◆ EXERCISE ◆
Return each line of the data below exactly, omitting any pictures.

[START OF EXERCISE DATA]

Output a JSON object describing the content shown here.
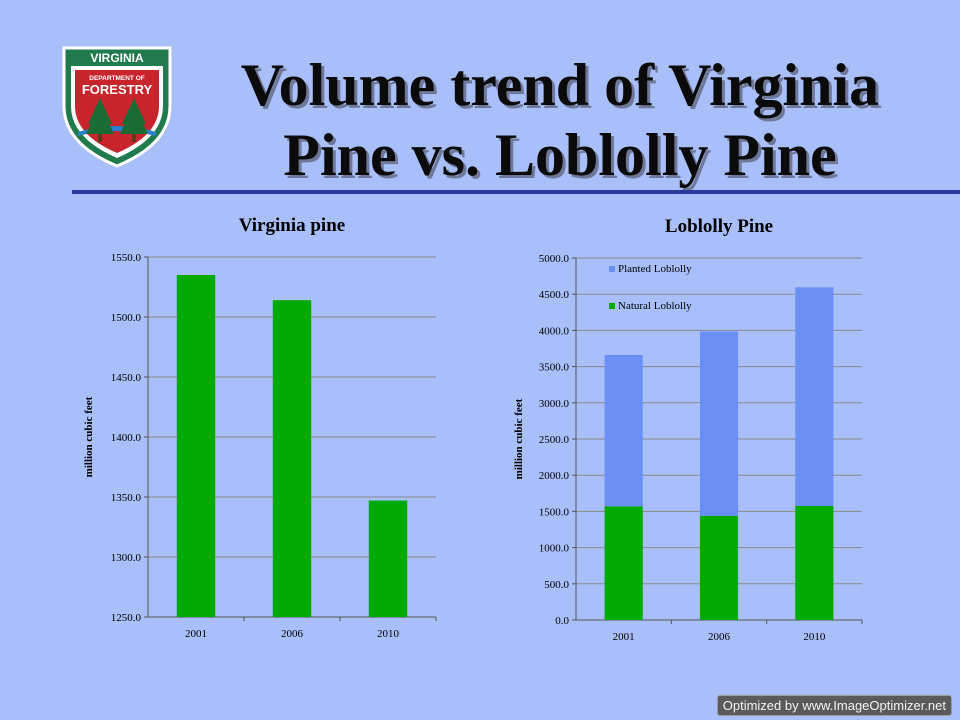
{
  "slide": {
    "title": "Volume trend of Virginia Pine vs. Loblolly Pine",
    "logo": {
      "top_text": "VIRGINIA",
      "middle_text": "DEPARTMENT OF",
      "main_text": "FORESTRY",
      "colors": {
        "shield": "#1f7a4d",
        "band": "#c8242c",
        "tree": "#1b6b34"
      }
    },
    "watermark": "Optimized by www.ImageOptimizer.net"
  },
  "colors": {
    "green": "#00aa00",
    "blue": "#6a8ff5",
    "background": "#a9bff9",
    "rule": "#2b3a9a"
  },
  "chart_data": [
    {
      "type": "bar",
      "title": "Virginia pine",
      "ylabel": "million cubic feet",
      "xlabel": "",
      "categories": [
        "2001",
        "2006",
        "2010"
      ],
      "values": [
        1535.0,
        1514.0,
        1347.0
      ],
      "ylim": [
        1250.0,
        1550.0
      ],
      "yticks": [
        "1250.0",
        "1300.0",
        "1350.0",
        "1400.0",
        "1450.0",
        "1500.0",
        "1550.0"
      ],
      "grid": true,
      "legend": "none"
    },
    {
      "type": "bar",
      "stacked": true,
      "title": "Loblolly Pine",
      "ylabel": "million cubic feet",
      "xlabel": "",
      "categories": [
        "2001",
        "2006",
        "2010"
      ],
      "series": [
        {
          "name": "Natural Loblolly",
          "values": [
            1570.0,
            1440.0,
            1575.0
          ]
        },
        {
          "name": "Planted Loblolly",
          "values": [
            2090.0,
            2545.0,
            3020.0
          ]
        }
      ],
      "legend_order": [
        "Planted Loblolly",
        "Natural Loblolly"
      ],
      "ylim": [
        0.0,
        5000.0
      ],
      "yticks": [
        "0.0",
        "500.0",
        "1000.0",
        "1500.0",
        "2000.0",
        "2500.0",
        "3000.0",
        "3500.0",
        "4000.0",
        "4500.0",
        "5000.0"
      ],
      "grid": true,
      "legend": "top-left"
    }
  ]
}
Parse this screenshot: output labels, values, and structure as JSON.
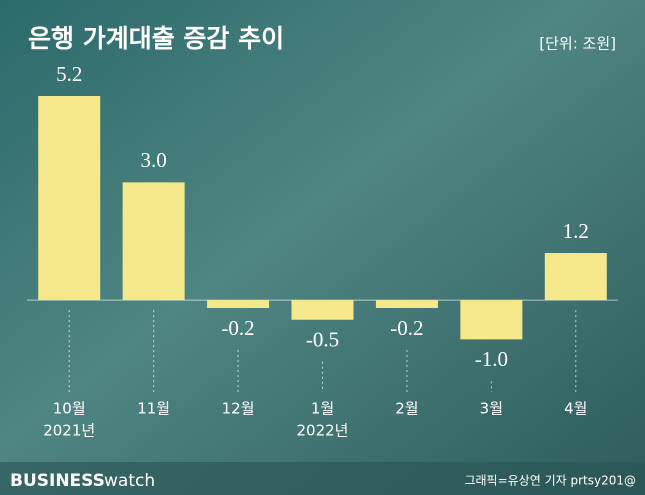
{
  "chart_data": {
    "type": "bar",
    "title": "은행 가계대출 증감 추이",
    "unit_label": "[단위: 조원]",
    "categories": [
      "10월",
      "11월",
      "12월",
      "1월",
      "2월",
      "3월",
      "4월"
    ],
    "category_sublabels": [
      "2021년",
      null,
      null,
      "2022년",
      null,
      null,
      null
    ],
    "values": [
      5.2,
      3.0,
      -0.2,
      -0.5,
      -0.2,
      -1.0,
      1.2
    ],
    "value_labels": [
      "5.2",
      "3.0",
      "-0.2",
      "-0.5",
      "-0.2",
      "-1.0",
      "1.2"
    ],
    "color": "#f4e88a",
    "ylim": [
      -1.5,
      5.2
    ],
    "brand": "BUSINESS",
    "brand_suffix": "watch",
    "credit": "그래픽=유상연 기자 prtsy201@"
  }
}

[END OF EXERCISE DATA]

◆ TASK ANSWER ◆
Output a JSON object describing the content shown here.
{
  "slide": {
    "title": "Volume trend of Virginia Pine vs. Loblolly Pine",
    "logo": {
      "top_text": "VIRGINIA",
      "middle_text": "DEPARTMENT OF",
      "main_text": "FORESTRY",
      "colors": {
        "shield": "#1f7a4d",
        "band": "#c8242c",
        "tree": "#1b6b34"
      }
    },
    "watermark": "Optimized by www.ImageOptimizer.net"
  },
  "colors": {
    "green": "#00aa00",
    "blue": "#6a8ff5",
    "background": "#a9bff9",
    "rule": "#2b3a9a"
  },
  "chart_data": [
    {
      "type": "bar",
      "title": "Virginia pine",
      "ylabel": "million cubic feet",
      "xlabel": "",
      "categories": [
        "2001",
        "2006",
        "2010"
      ],
      "values": [
        1535.0,
        1514.0,
        1347.0
      ],
      "ylim": [
        1250.0,
        1550.0
      ],
      "yticks": [
        "1250.0",
        "1300.0",
        "1350.0",
        "1400.0",
        "1450.0",
        "1500.0",
        "1550.0"
      ],
      "grid": true,
      "legend": "none"
    },
    {
      "type": "bar",
      "stacked": true,
      "title": "Loblolly Pine",
      "ylabel": "million cubic feet",
      "xlabel": "",
      "categories": [
        "2001",
        "2006",
        "2010"
      ],
      "series": [
        {
          "name": "Natural Loblolly",
          "values": [
            1570.0,
            1440.0,
            1575.0
          ]
        },
        {
          "name": "Planted Loblolly",
          "values": [
            2090.0,
            2545.0,
            3020.0
          ]
        }
      ],
      "legend_order": [
        "Planted Loblolly",
        "Natural Loblolly"
      ],
      "ylim": [
        0.0,
        5000.0
      ],
      "yticks": [
        "0.0",
        "500.0",
        "1000.0",
        "1500.0",
        "2000.0",
        "2500.0",
        "3000.0",
        "3500.0",
        "4000.0",
        "4500.0",
        "5000.0"
      ],
      "grid": true,
      "legend": "top-left"
    }
  ]
}
Parse this screenshot: output labels, values, and structure as JSON.
{
  "chart_data": {
    "type": "bar",
    "title": "은행 가계대출 증감 추이",
    "unit_label": "[단위: 조원]",
    "categories": [
      "10월",
      "11월",
      "12월",
      "1월",
      "2월",
      "3월",
      "4월"
    ],
    "category_sublabels": [
      "2021년",
      null,
      null,
      "2022년",
      null,
      null,
      null
    ],
    "values": [
      5.2,
      3.0,
      -0.2,
      -0.5,
      -0.2,
      -1.0,
      1.2
    ],
    "value_labels": [
      "5.2",
      "3.0",
      "-0.2",
      "-0.5",
      "-0.2",
      "-1.0",
      "1.2"
    ],
    "color": "#f4e88a",
    "ylim": [
      -1.5,
      5.2
    ],
    "brand": "BUSINESS",
    "brand_suffix": "watch",
    "credit": "그래픽=유상연 기자 prtsy201@"
  }
}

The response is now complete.